Quellenauszug
Urteil vom 18. Dezember 2002
 
II. Zivilabteilung
 
Bundesrichter Bianchi, Präsident,
 
Bundesrichterin Escher, Bundesrichter Meyer,
 
Gerichtsschreiber Schett,
 
A.________ (Ehemann),
 
Kläger und Berufungskläger, vertreten durch Rechtsanwalt Dr. Roman Bögli, Toggenburgerstrasse 31, 9532 Rickenbach b. Wil,
 
gegen
 
B.________ (Ehefrau),
 
Beklagte und Berufungsbeklagte, vertreten durch Rechtsanwältin Franciska Hildebrand, Engelgasse 2, 9004 St. Gallen.
 
Abänderung des Scheidungsurteils,
 
Berufung gegen den Entscheid des Kantonsgerichts St. Gallen, II. Zivilkammer, vom 19. August 2002.
 
Sachverhalt:
 
A.
 
Das Bezirksgericht Gossau hiess die von A.________ (Ehemann) erhobene Klage auf Abänderung des Scheidungsurteils vom 20. Januar 1995 mit Entscheid vom 8. Juni 2001 teilweise gut und setzte den nachehelichen Unterhaltsbeitrag an B.________ (Ehefrau) mit Wirkung ab 15. November 2000 auf Fr. 500.-- herab. Dagegen erhob A.________ Berufung und B.________ Anschlussberufung, worauf das Kantonsgericht St. Gallen mit Urteil vom 19. August 2002 jenen verpflichtete, dieser ab 1. Dezember 2000 einen monatlichen Unterhaltsbeitrag von Fr. 900.-- bis zum Erlöschen der Unterhaltspflicht für den Sohn C.________ (geb. 19. September 1983) und alsdann von Fr. 400.-- bis Ende Dezember 2011 zu bezahlen.
 
B.
 
A.________ hat gegen das Urteil des Kantonsgerichts staatsrechtliche Beschwerde und eidgenössische Berufung erhoben. Mit dieser beantragt er die Aufhebung des angefochtenen Entscheids, die Herabsetzung des Unterhaltsbeitrags gegenüber der Beklagten ab November 2000 auf Fr. 500.-- und die Beseitigung der Unterhaltsverpflichtung ab dem Zeitpunkt, da die Beklagte gegenüber dem Sohn C.________ keine Unterhaltsbeiträge mehr zu bezahlen habe. Eventualiter begehrt er, die Sache zur Neubeurteilung an die Vorinstanz zurückzuweisen.
 
Eine Berufungsantwort wurde nicht eingeholt.

Datenübersicht
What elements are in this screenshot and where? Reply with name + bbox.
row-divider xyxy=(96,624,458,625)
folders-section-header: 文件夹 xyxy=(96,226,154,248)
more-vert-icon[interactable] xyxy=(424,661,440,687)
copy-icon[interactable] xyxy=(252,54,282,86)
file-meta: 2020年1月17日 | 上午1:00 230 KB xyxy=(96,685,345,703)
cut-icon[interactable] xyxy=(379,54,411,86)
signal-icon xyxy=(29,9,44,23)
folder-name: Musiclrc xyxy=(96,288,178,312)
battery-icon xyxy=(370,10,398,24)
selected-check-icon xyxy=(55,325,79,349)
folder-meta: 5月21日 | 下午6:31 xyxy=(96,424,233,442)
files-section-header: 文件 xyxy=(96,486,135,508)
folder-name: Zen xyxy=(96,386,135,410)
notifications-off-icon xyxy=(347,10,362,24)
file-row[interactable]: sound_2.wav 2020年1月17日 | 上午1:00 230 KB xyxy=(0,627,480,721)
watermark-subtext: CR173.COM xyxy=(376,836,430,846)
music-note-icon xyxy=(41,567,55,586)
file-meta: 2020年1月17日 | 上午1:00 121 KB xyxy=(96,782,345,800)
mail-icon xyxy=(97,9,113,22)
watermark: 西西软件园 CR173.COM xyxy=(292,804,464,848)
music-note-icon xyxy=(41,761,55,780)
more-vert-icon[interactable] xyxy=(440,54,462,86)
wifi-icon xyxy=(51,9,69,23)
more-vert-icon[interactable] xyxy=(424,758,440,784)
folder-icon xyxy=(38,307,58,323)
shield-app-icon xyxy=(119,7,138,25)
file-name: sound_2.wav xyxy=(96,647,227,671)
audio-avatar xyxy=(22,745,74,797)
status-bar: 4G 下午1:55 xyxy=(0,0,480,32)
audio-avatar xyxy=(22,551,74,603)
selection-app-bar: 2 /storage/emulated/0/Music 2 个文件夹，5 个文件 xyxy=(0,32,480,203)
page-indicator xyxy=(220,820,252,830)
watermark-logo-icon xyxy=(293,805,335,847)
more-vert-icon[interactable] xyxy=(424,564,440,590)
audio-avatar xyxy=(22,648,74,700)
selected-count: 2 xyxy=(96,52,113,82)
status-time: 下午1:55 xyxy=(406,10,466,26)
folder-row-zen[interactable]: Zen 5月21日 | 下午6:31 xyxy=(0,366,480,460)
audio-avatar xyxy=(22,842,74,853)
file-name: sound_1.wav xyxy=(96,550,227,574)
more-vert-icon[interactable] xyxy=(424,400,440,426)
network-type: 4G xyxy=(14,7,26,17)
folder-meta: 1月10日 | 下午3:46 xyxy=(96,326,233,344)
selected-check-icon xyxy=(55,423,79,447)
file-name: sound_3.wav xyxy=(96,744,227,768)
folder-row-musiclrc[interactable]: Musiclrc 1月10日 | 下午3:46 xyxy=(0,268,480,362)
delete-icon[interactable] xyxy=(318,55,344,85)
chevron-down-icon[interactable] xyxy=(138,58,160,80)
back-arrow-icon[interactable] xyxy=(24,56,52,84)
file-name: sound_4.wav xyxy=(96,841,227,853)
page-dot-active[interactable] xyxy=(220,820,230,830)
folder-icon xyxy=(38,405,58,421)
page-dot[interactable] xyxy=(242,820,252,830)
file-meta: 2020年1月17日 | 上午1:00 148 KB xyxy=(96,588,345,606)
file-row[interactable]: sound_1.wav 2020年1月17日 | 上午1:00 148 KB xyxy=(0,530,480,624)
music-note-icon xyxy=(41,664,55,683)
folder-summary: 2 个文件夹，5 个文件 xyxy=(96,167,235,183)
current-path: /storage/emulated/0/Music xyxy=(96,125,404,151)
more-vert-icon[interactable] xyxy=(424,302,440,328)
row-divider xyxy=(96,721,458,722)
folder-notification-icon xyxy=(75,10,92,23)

==

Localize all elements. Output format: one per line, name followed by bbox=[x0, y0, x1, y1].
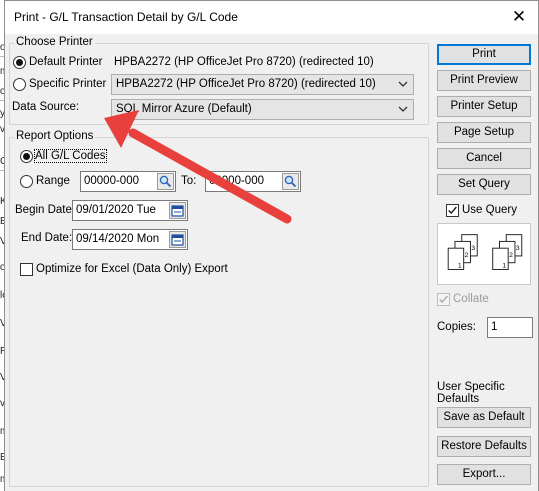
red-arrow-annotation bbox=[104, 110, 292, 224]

Kurze Aufgabe 1
Auf welchen Betrag setzte das Bezirksgericht Gossau laut dem Quellenauszug den nachehelichen Unterhaltsbeitrag herab, und ab wann galt er?
Kurze Aufgabe 2
Erläutern Sie anhand des Quellenauszugs, wovon es nach dem Urteil des Kantonsgerichts abhängt, ob der Ehemann monatlich Fr. 900.-- oder Fr. 400.-- zu bezahlen hat.
Kurze Aufgabe 3
Führen Sie den Quellenauszug zur Abänderung des Scheidungsurteils nach seinem letzten Satz fort.

Schriftliche Antwort 1
Auf Fr. 500.--, mit Wirkung ab 15. November 2000.

Schriftliche Antwort 2
Die Fr. 900.-- sind ab 1. Dezember 2000 zu bezahlen, bis die Unterhaltspflicht für den Sohn C.________ erlischt. Danach sinkt der Beitrag auf Fr. 400.-- und ist bis Ende Dezember 2011 zu leisten.

Schriftliche Antwort 3
 
C.
 
Mit Urteil vom heutigen Tag ist das Bundesgericht auf die staatsrechtliche Beschwerde nicht eingetreten.
 
Das Bundesgericht zieht in Erwägung:
 
1.
 
Werden - wie hier - Unterhaltsbeiträge an die geschiedene Ehefrau durch Berufung an das Bundesgericht weitergezogen, so liegt eine vermögensrechtliche Zivilrechtsstreitigkeit im Sinne von Art. 46 OG vor, mit der Folge, dass die Zulässigkeit der Berufung vom Streitwert abhängt (BGE 116 II 493 E. 2b). Bei Kapitalisierung der vorliegend zur Diskussion stehenden Unterhaltsbeiträge ist die in der genannten Vorschrift verlangte Streitsumme erreicht, so dass aus dieser Sicht auf die Berufung eingetreten werden kann.
 
2.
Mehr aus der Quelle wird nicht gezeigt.